## Stated problem:
Your task is to gather the lines below that hold the string "kommun".

## Task material:

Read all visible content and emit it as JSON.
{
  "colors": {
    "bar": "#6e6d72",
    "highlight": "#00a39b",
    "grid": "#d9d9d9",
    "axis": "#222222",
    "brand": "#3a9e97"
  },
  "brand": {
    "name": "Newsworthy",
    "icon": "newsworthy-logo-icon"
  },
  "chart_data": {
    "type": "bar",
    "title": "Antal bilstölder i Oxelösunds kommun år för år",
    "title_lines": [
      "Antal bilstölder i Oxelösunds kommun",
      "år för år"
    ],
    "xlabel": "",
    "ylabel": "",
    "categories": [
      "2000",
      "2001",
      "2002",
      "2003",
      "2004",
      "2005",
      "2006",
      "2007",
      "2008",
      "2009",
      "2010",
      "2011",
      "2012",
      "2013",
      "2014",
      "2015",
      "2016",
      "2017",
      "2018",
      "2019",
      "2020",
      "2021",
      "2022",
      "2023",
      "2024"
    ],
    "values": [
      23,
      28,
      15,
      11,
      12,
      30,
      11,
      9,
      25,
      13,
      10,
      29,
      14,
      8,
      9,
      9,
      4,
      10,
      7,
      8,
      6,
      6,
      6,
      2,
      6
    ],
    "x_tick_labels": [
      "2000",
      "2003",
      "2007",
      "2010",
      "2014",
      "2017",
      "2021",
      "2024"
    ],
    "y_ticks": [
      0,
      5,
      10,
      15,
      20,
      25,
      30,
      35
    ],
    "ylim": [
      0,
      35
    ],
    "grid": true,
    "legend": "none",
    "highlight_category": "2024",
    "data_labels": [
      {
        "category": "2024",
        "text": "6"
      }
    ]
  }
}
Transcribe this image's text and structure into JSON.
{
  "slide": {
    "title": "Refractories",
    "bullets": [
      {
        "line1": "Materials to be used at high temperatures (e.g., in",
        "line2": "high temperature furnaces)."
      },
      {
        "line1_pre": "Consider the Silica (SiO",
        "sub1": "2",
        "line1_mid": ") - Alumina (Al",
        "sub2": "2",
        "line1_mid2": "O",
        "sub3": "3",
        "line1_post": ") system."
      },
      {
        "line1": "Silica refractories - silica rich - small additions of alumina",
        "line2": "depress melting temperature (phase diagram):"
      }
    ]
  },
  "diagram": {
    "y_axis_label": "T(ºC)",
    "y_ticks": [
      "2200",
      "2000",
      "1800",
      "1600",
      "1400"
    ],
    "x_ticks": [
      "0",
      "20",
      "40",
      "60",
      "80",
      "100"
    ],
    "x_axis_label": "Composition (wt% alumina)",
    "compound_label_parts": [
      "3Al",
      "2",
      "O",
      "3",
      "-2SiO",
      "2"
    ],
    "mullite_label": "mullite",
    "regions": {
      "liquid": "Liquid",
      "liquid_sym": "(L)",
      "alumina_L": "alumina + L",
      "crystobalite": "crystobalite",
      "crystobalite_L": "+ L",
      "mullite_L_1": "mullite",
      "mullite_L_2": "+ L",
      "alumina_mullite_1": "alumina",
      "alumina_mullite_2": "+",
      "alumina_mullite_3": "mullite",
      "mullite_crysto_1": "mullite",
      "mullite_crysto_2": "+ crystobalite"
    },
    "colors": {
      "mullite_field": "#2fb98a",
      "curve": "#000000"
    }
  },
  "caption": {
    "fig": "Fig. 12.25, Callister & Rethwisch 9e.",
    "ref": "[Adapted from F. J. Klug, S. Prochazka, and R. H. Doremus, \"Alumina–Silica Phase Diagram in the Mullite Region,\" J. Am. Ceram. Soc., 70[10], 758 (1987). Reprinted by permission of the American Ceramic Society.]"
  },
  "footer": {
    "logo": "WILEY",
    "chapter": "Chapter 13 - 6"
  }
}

## Expected output:
    "title": "Antal bilstölder i Oxelösunds kommun år för år",
      "Antal bilstölder i Oxelösunds kommun",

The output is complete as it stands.